Exercise task: Extract all lines that hold "проверка" from the records below.

Provided information:

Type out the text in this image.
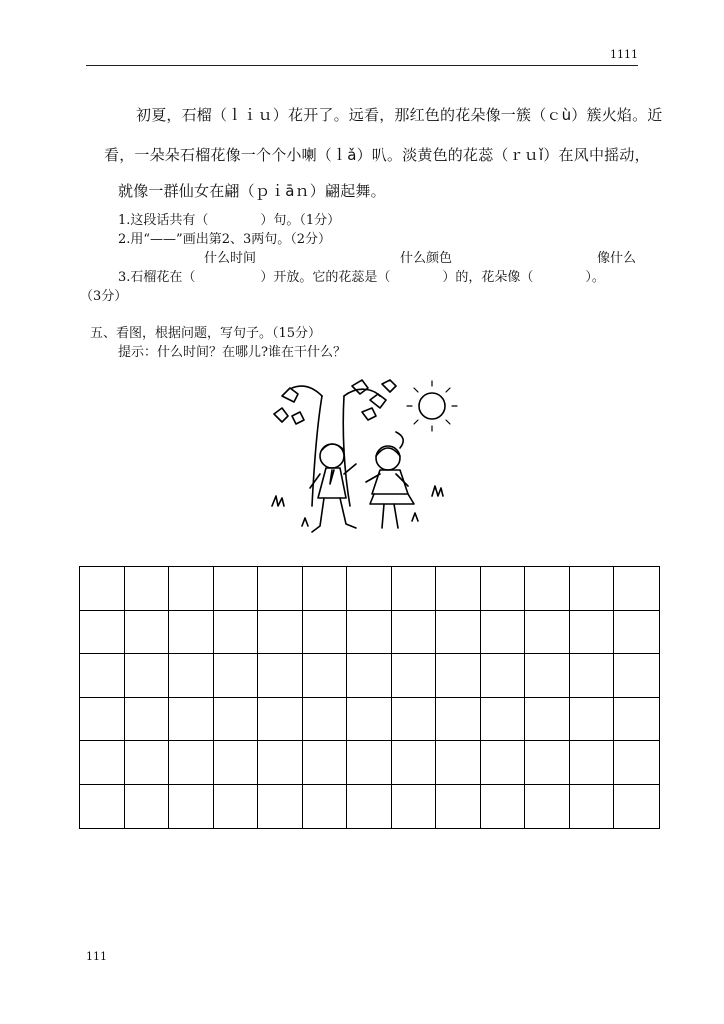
1111
初夏，石榴（ｌｉｕ）花开了。远看，那红色的花朵像一簇（ｃù）簇火焰。近
看，一朵朵石榴花像一个个小喇（ｌǎ）叭。淡黄色的花蕊（ｒｕǐ）在风中摇动，
就像一群仙女在翩（ｐｉāｎ）翩起舞。
1.这段话共有（　　　　）句。（1分）
2.用“——”画出第2、3两句。（2分）
什么时间	什么颜色	像什么
3.石榴花在（　　　　　）开放。它的花蕊是（　　　　）的，花朵像（　　　　）。
（3分）
五、看图，根据问题，写句子。（15分）
提示：什么时间？在哪儿?谁在干什么？
111
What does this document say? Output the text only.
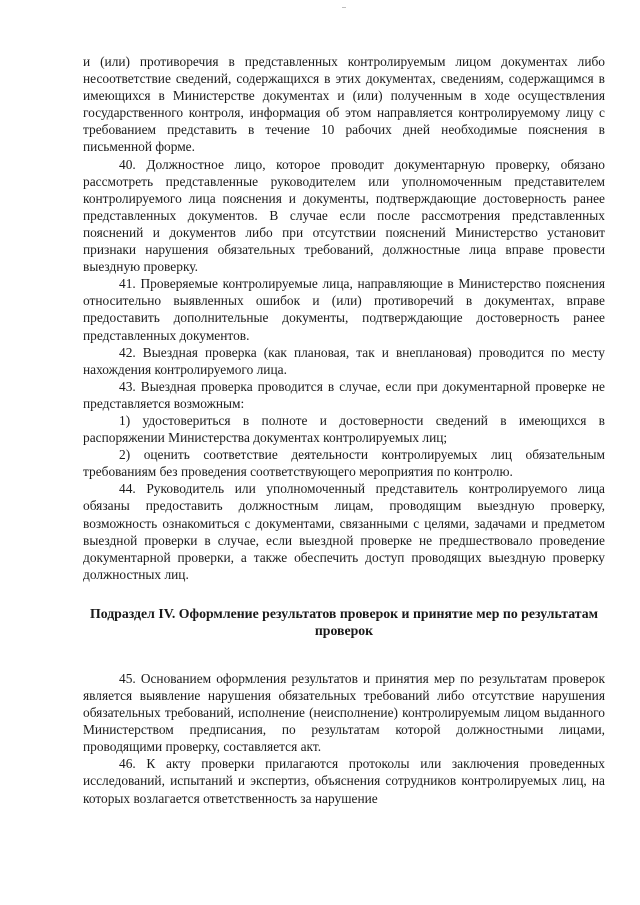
..

и (или) противоречия в представленных контролируемым лицом документах либо несоответствие сведений, содержащихся в этих документах, сведениям, содержащимся в имеющихся в Министерстве документах и (или) полученным в ходе осуществления государственного контроля, информация об этом направляется контролируемому лицу с требованием представить в течение 10 рабочих дней необходимые пояснения в письменной форме.

40. Должностное лицо, которое проводит документарную проверку, обязано рассмотреть представленные руководителем или уполномоченным представителем контролируемого лица пояснения и документы, подтверждающие достоверность ранее представленных документов. В случае если после рассмотрения представленных пояснений и документов либо при отсутствии пояснений Министерство установит признаки нарушения обязательных требований, должностные лица вправе провести выездную проверку.

41. Проверяемые контролируемые лица, направляющие в Министерство пояснения относительно выявленных ошибок и (или) противоречий в документах, вправе предоставить дополнительные документы, подтверждающие достоверность ранее представленных документов.

42. Выездная проверка (как плановая, так и внеплановая) проводится по месту нахождения контролируемого лица.

43. Выездная проверка проводится в случае, если при документарной проверке не представляется возможным:

1) удостовериться в полноте и достоверности сведений в имеющихся в распоряжении Министерства документах контролируемых лиц;

2) оценить соответствие деятельности контролируемых лиц обязательным требованиям без проведения соответствующего мероприятия по контролю.

44. Руководитель или уполномоченный представитель контролируемого лица обязаны предоставить должностным лицам, проводящим выездную проверку, возможность ознакомиться с документами, связанными с целями, задачами и предметом выездной проверки в случае, если выездной проверке не предшествовало проведение документарной проверки, а также обеспечить доступ проводящих выездную проверку должностных лиц.

Подраздел IV. Оформление результатов проверок и принятие мер по результатам проверок

45. Основанием оформления результатов и принятия мер по результатам проверок является выявление нарушения обязательных требований либо отсутствие нарушения обязательных требований, исполнение (неисполнение) контролируемым лицом выданного Министерством предписания, по результатам которой должностными лицами, проводящими проверку, составляется акт.

46. К акту проверки прилагаются протоколы или заключения проведенных исследований, испытаний и экспертиз, объяснения сотрудников контролируемых лиц, на которых возлагается ответственность за нарушение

Result below:
42. Выездная проверка (как плановая, так и внеплановая) проводится по месту нахождения контролируемого лица.
43. Выездная проверка проводится в случае, если при документарной проверке не представляется возможным:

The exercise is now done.